Resume the court opinion on the 1983 grand jury subpoena below from the point where it stops, after its last sentence.

§ **TEXT EXTRACT**
++++++++++++++++++++

Grand Jury Subpoena Duces Tecum Dated Sept. 15, 1983, In re

Decision Date15 September 1983
Citation731 F.2d 1032
Parties15 Fed. R. Evid. Serv. 327 In re GRAND JURY SUBPOENA DUCES TECUM DATED
CourtU.S. Court of Appeals — Second Circuit

Lawrence S. Feld, New York City (Boris Kostelanetz, Edward M. Spiro, New York City), for intervenor-appellant.

Martin J. Auerbach, Asst. U.S. Atty., New York City (Rudolph W. Giuliani, U.S. Atty., Gerard E. Lynch, Sp. Asst. U.S. Atty., New York City), for defendant-appellee.

Before MESKILL, KEARSE, and CARDAMONE, Circuit Judges.

KEARSE, Circuit Judge:

Intervenor Marc Rich & Co. A.G. ("AG") appeals from so much of an order of the United States District Court for the Southern District of New York, Robert L. Carter, Judge, as denied a motion to quash a September 15, 1983 grand jury subpoena duces tecum ("1983 Subpoena") served on AG's former counsel, Proskauer, Rose, Goetz & Mendelsohn ("Proskauer"). Proskauer and AG claimed that many of the documents sought were privileged, either as attorney's work product or as attorney-client confidences. The district court held that the documents at issue on this appeal were not privileged because they related to business, rather than legal, advice; the court appears to have ruled that some of these documents were unprivileged also because they were communications in furtherance of a continuing crime or fraud. The court stayed its order pending this appeal. For the reasons below, we affirm as to certain of the documents and reverse as to others.

++++++++++++++++++++

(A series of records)

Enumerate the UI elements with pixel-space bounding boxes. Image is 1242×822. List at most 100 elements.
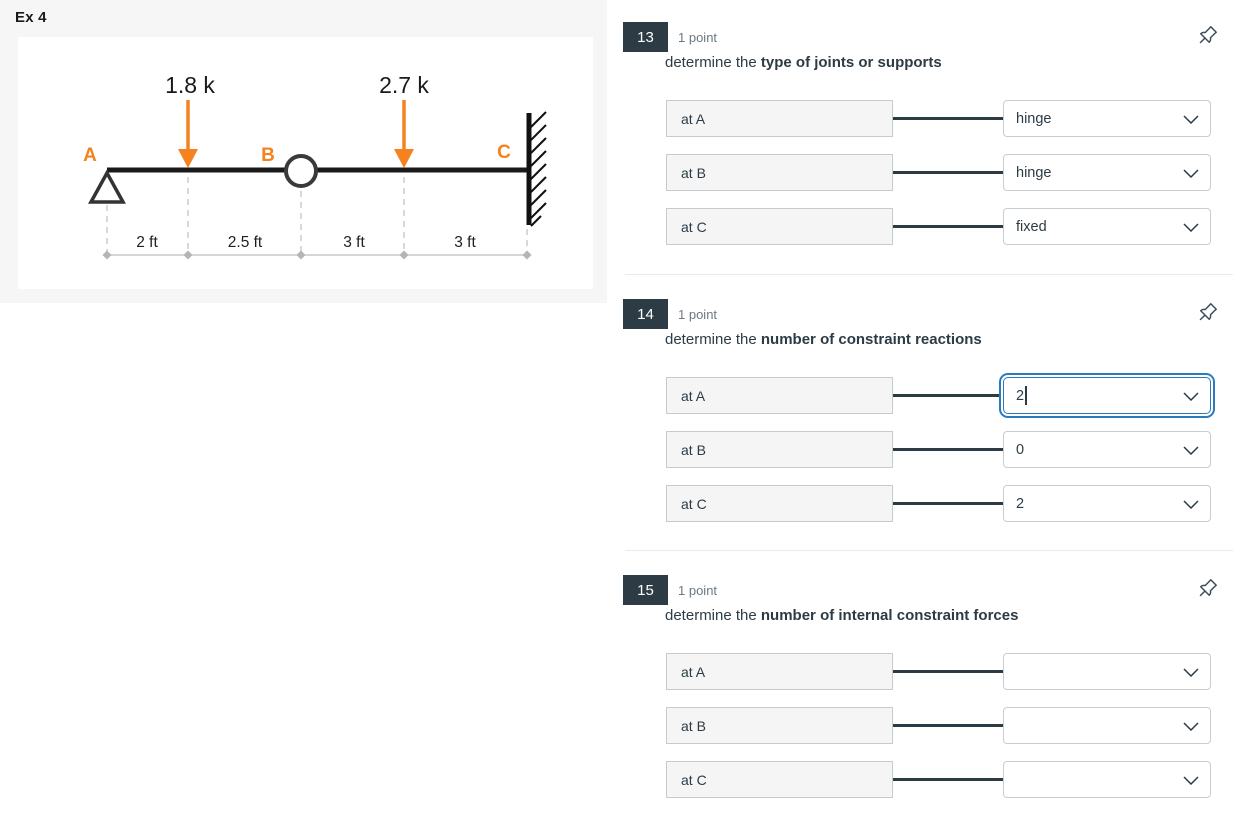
- match-label: at B: [666, 707, 893, 744]
- match-label: at B: [666, 154, 893, 191]
- question-14: 14 1 point determine the number of const…: [620, 299, 1242, 549]
- prompt-emphasis: number of internal constraint forces: [760, 607, 1019, 624]
- point-label-c: C: [497, 142, 511, 163]
- answer-dropdown[interactable]: hinge: [1003, 154, 1211, 191]
- chevron-down-icon: [1183, 169, 1199, 178]
- chevron-down-icon: [1183, 668, 1199, 677]
- projection-lines: [106, 177, 528, 252]
- connector-line: [893, 117, 1003, 120]
- connector-line: [893, 778, 1003, 781]
- answer-value: fixed: [1016, 218, 1047, 235]
- pin-support-a: [88, 169, 126, 204]
- beam-diagram: 2 ft 2.5 ft 3 ft 3 ft: [18, 37, 593, 289]
- answer-dropdown[interactable]: [1003, 653, 1211, 690]
- question-prompt: determine the number of internal constra…: [665, 607, 1018, 624]
- dim-label-3: 3 ft: [343, 234, 365, 251]
- answer-value: 2: [1016, 495, 1025, 512]
- question-divider: [625, 550, 1233, 551]
- connector-line: [893, 394, 1003, 397]
- chevron-down-icon: [1183, 115, 1199, 124]
- connector-line: [893, 171, 1003, 174]
- question-prompt: determine the number of constraint react…: [665, 331, 982, 348]
- pushpin-icon: [1199, 303, 1217, 321]
- dim-label-1: 2 ft: [136, 234, 158, 251]
- question-prompt: determine the type of joints or supports: [665, 54, 942, 71]
- match-row-b: at B 0: [666, 431, 1226, 468]
- answer-value: 0: [1016, 441, 1025, 458]
- pushpin-icon: [1199, 26, 1217, 44]
- question-15: 15 1 point determine the number of inter…: [620, 575, 1242, 822]
- pin-question-button[interactable]: [1197, 577, 1219, 599]
- connector-line: [893, 448, 1003, 451]
- pin-question-button[interactable]: [1197, 301, 1219, 323]
- match-label: at A: [666, 377, 893, 414]
- point-label-a: A: [83, 145, 97, 166]
- match-row-c: at C fixed: [666, 208, 1226, 245]
- match-row-b: at B hinge: [666, 154, 1226, 191]
- match-row-b: at B: [666, 707, 1226, 744]
- match-row-a: at A 2: [666, 377, 1226, 414]
- match-label: at C: [666, 485, 893, 522]
- match-row-a: at A: [666, 653, 1226, 690]
- prompt-prefix: determine the: [665, 54, 761, 71]
- connector-line: [893, 670, 1003, 673]
- match-row-c: at C: [666, 761, 1226, 798]
- hinge-b: [284, 154, 318, 188]
- question-number-badge: 15: [623, 575, 668, 605]
- text-caret: [1025, 386, 1027, 405]
- question-points: 1 point: [678, 307, 718, 322]
- connector-line: [893, 225, 1003, 228]
- answer-dropdown[interactable]: 0: [1003, 431, 1211, 468]
- chevron-down-icon: [1183, 500, 1199, 509]
- matching-rows: at A hinge at B hinge at C fixed: [666, 100, 1226, 262]
- match-row-a: at A hinge: [666, 100, 1226, 137]
- force-arrow-right: [394, 100, 414, 168]
- prompt-prefix: determine the: [665, 607, 761, 624]
- answer-dropdown[interactable]: fixed: [1003, 208, 1211, 245]
- answer-value: 2: [1016, 387, 1025, 404]
- dim-label-2: 2.5 ft: [228, 234, 263, 251]
- answer-dropdown-focused[interactable]: 2: [1003, 377, 1211, 414]
- prompt-emphasis: number of constraint reactions: [760, 331, 982, 348]
- chevron-down-icon: [1183, 776, 1199, 785]
- exercise-title: Ex 4: [15, 9, 47, 26]
- fixed-support-c: [526, 111, 547, 227]
- dim-label-4: 3 ft: [454, 234, 476, 251]
- answer-dropdown[interactable]: [1003, 707, 1211, 744]
- pin-question-button[interactable]: [1197, 24, 1219, 46]
- point-label-b: B: [261, 145, 275, 166]
- pushpin-icon: [1199, 579, 1217, 597]
- beam-diagram-svg: 2 ft 2.5 ft 3 ft 3 ft: [83, 72, 547, 260]
- force-label-right: 2.7 k: [379, 72, 429, 98]
- matching-rows: at A 2 at B 0 at C 2: [666, 377, 1226, 539]
- question-13: 13 1 point determine the type of joints …: [620, 22, 1242, 272]
- match-label: at C: [666, 208, 893, 245]
- question-points: 1 point: [678, 30, 718, 45]
- prompt-prefix: determine the: [665, 331, 761, 348]
- question-points: 1 point: [678, 583, 718, 598]
- match-label: at A: [666, 100, 893, 137]
- answer-value: hinge: [1016, 164, 1052, 181]
- chevron-down-icon: [1183, 392, 1199, 401]
- force-arrow-left: [178, 100, 198, 168]
- connector-line: [893, 502, 1003, 505]
- diagram-region: Ex 4 2 ft 2.5 ft: [0, 0, 607, 303]
- question-number-badge: 14: [623, 299, 668, 329]
- match-label: at C: [666, 761, 893, 798]
- force-label-left: 1.8 k: [165, 72, 215, 98]
- chevron-down-icon: [1183, 446, 1199, 455]
- answer-value: hinge: [1016, 110, 1052, 127]
- answer-dropdown[interactable]: hinge: [1003, 100, 1211, 137]
- answer-dropdown[interactable]: 2: [1003, 485, 1211, 522]
- match-row-c: at C 2: [666, 485, 1226, 522]
- match-label: at B: [666, 431, 893, 468]
- question-number-badge: 13: [623, 22, 668, 52]
- match-label: at A: [666, 653, 893, 690]
- prompt-emphasis: type of joints or supports: [760, 54, 942, 71]
- connector-line: [893, 724, 1003, 727]
- question-divider: [625, 274, 1233, 275]
- chevron-down-icon: [1183, 223, 1199, 232]
- matching-rows: at A at B at C: [666, 653, 1226, 815]
- chevron-down-icon: [1183, 722, 1199, 731]
- answer-dropdown[interactable]: [1003, 761, 1211, 798]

++++++++++++++++++++

§ **ANSWER TO THE EXERCISE**
BACKGROUND

The instant subpoena is only one element in a lengthy grand jury investigation of Marc Rich and his affairs. See Matter of Marc Rich & Co., A.G., 707 F.2d 663 (2d Cir.), cert. denied, --- U.S. ----, 103 S.Ct. 3555, 77 L.Ed.2d 1400 (1983) ("Marc Rich I"). On April 15, 1982, the government served on AG a subpoena ("1982 Subpoena") requiring the production of AG's corporate records relating to its transactions in crude oil during 1980 and 1981. AG moved to quash the subpoena for lack of personal jurisdiction and because Swiss law allegedly forbade compliance with the subpoena. These contentions were rejected by the district court, and when AG subsequently defied the court's order to comply with the subpoena it was held in contempt. The district court stayed collection of the penalties imposed, however, pending appeal. We affirmed the district court's contempt order in Marc Rich I, 707 F.2d 663, and the Supreme Court denied certiorari on June 27, 1983. --- U.S. ----, 103 S.Ct. 3555, 77 L.Ed.2d 1400. The district court's order staying collection of the contempt penalties thereupon dissolved.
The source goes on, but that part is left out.